▸ YOUR TASK: Copy each line of the records that contains the word "Backup".

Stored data
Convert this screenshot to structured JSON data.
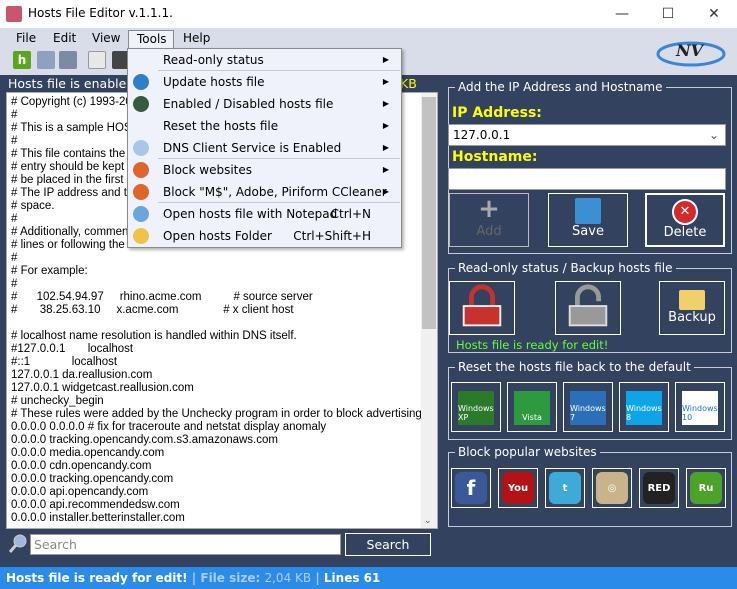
{
  "window": {
    "title": "Hosts File Editor v.1.1.1.",
    "minimize": "—",
    "maximize": "☐",
    "close": "✕"
  },
  "menubar": [
    "File",
    "Edit",
    "View",
    "Tools",
    "Help"
  ],
  "logo_text": "NV",
  "tools_menu": [
    {
      "label": "Read-only status",
      "icon": "none",
      "submenu": true
    },
    {
      "label": "Update hosts file",
      "icon": "globe-icon",
      "submenu": true
    },
    {
      "label": "Enabled / Disabled hosts file",
      "icon": "hosts-h-icon",
      "submenu": true
    },
    {
      "label": "Reset the hosts file",
      "icon": "none",
      "submenu": true
    },
    {
      "label": "DNS Client Service is Enabled",
      "icon": "gear-icon",
      "submenu": true
    },
    {
      "label": "Block websites",
      "icon": "block-icon",
      "submenu": true
    },
    {
      "label": "Block \"M$\", Adobe, Piriform CCleaner",
      "icon": "block-icon",
      "submenu": true
    },
    {
      "label": "Open hosts file with Notepad",
      "icon": "notepad-icon",
      "shortcut": "Ctrl+N"
    },
    {
      "label": "Open hosts Folder",
      "icon": "folder-icon",
      "shortcut": "Ctrl+Shift+H"
    }
  ],
  "editor": {
    "header": "Hosts file is enabled.",
    "header_suffix": "KB",
    "lines": [
      "# Copyright (c) 1993-20",
      "#",
      "# This is a sample HOS",
      "#",
      "# This file contains the m",
      "# entry should be kept o",
      "# be placed in the first c",
      "# The IP address and th",
      "# space.",
      "#",
      "# Additionally, comment",
      "# lines or following the r",
      "#",
      "# For example:",
      "#",
      "#      102.54.94.97     rhino.acme.com          # source server",
      "#       38.25.63.10     x.acme.com              # x client host",
      "",
      "# localhost name resolution is handled within DNS itself.",
      "#127.0.0.1       localhost",
      "#::1             localhost",
      "127.0.0.1 da.reallusion.com",
      "127.0.0.1 widgetcast.reallusion.com",
      "# unchecky_begin",
      "# These rules were added by the Unchecky program in order to block advertising",
      "0.0.0.0 0.0.0.0 # fix for traceroute and netstat display anomaly",
      "0.0.0.0 tracking.opencandy.com.s3.amazonaws.com",
      "0.0.0.0 media.opencandy.com",
      "0.0.0.0 cdn.opencandy.com",
      "0.0.0.0 tracking.opencandy.com",
      "0.0.0.0 api.opencandy.com",
      "0.0.0.0 api.recommendedsw.com",
      "0.0.0.0 installer.betterinstaller.com"
    ]
  },
  "search": {
    "placeholder": "Search",
    "button": "Search"
  },
  "status": {
    "message": "Hosts file is ready for edit!",
    "sep": "|",
    "filesize_label": "File size:",
    "filesize": "2,04 KB",
    "lines": "Lines 61"
  },
  "add_group": {
    "legend": "Add the IP Address  and Hostname",
    "ip_label": "IP Address:",
    "ip_value": "127.0.0.1",
    "host_label": "Hostname:",
    "host_value": "",
    "add": "Add",
    "save": "Save",
    "delete": "Delete"
  },
  "readonly_group": {
    "legend": "Read-only status / Backup hosts file",
    "backup": "Backup",
    "status": "Hosts file is ready for edit!"
  },
  "reset_group": {
    "legend": "Reset the hosts file back to the default",
    "items": [
      "Windows XP",
      "Vista",
      "Windows 7",
      "Windows 8",
      "Windows 10"
    ]
  },
  "block_group": {
    "legend": "Block popular websites",
    "items": [
      "Facebook",
      "YouTube",
      "Twitter",
      "Instagram",
      "RedTube",
      "Ru"
    ]
  },
  "colors": {
    "panel": "#33425f",
    "status_bar": "#2b8be9",
    "label_yellow": "#ffff00",
    "ready_green": "#66ff33"
  }
}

▸ FINAL RESULT:
    "legend": "Read-only status / Backup hosts file",
    "backup": "Backup",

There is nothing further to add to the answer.